▶ **EXERCISE DETAILS**:
Leave out the pictures and transcribe the rest of the records exactly.

▶ **EXTRACTED DATA**:
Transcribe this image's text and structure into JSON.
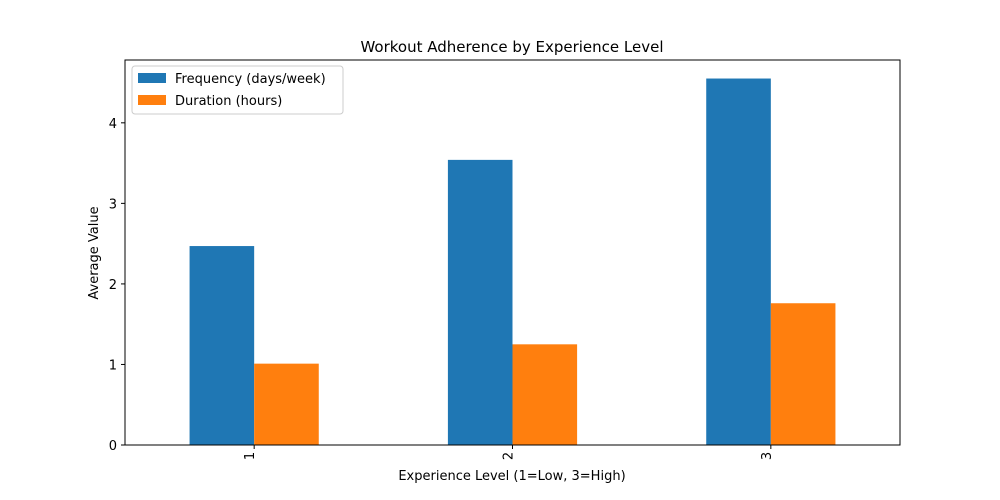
{
  "chart_data": {
    "type": "bar",
    "title": "Workout Adherence by Experience Level",
    "xlabel": "Experience Level (1=Low, 3=High)",
    "ylabel": "Average Value",
    "categories": [
      "1",
      "2",
      "3"
    ],
    "series": [
      {
        "name": "Frequency (days/week)",
        "color": "#1f77b4",
        "values": [
          2.47,
          3.54,
          4.55
        ]
      },
      {
        "name": "Duration (hours)",
        "color": "#ff7f0e",
        "values": [
          1.01,
          1.25,
          1.76
        ]
      }
    ],
    "ylim": [
      0,
      4.78
    ],
    "yticks": [
      0,
      1,
      2,
      3,
      4
    ],
    "x_tick_rotation": "vertical",
    "grid": false,
    "legend": "top-left"
  }
}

▶ **RESULT OF THIS TASK**:
Transcribe this image's text and structure into JSON.
{
  "chart_data": {
    "type": "bar",
    "title": "Workout Adherence by Experience Level",
    "xlabel": "Experience Level (1=Low, 3=High)",
    "ylabel": "Average Value",
    "categories": [
      "1",
      "2",
      "3"
    ],
    "series": [
      {
        "name": "Frequency (days/week)",
        "color": "#1f77b4",
        "values": [
          2.47,
          3.54,
          4.55
        ]
      },
      {
        "name": "Duration (hours)",
        "color": "#ff7f0e",
        "values": [
          1.01,
          1.25,
          1.76
        ]
      }
    ],
    "ylim": [
      0,
      4.78
    ],
    "yticks": [
      0,
      1,
      2,
      3,
      4
    ],
    "x_tick_rotation": "vertical",
    "grid": false,
    "legend": "top-left"
  }
}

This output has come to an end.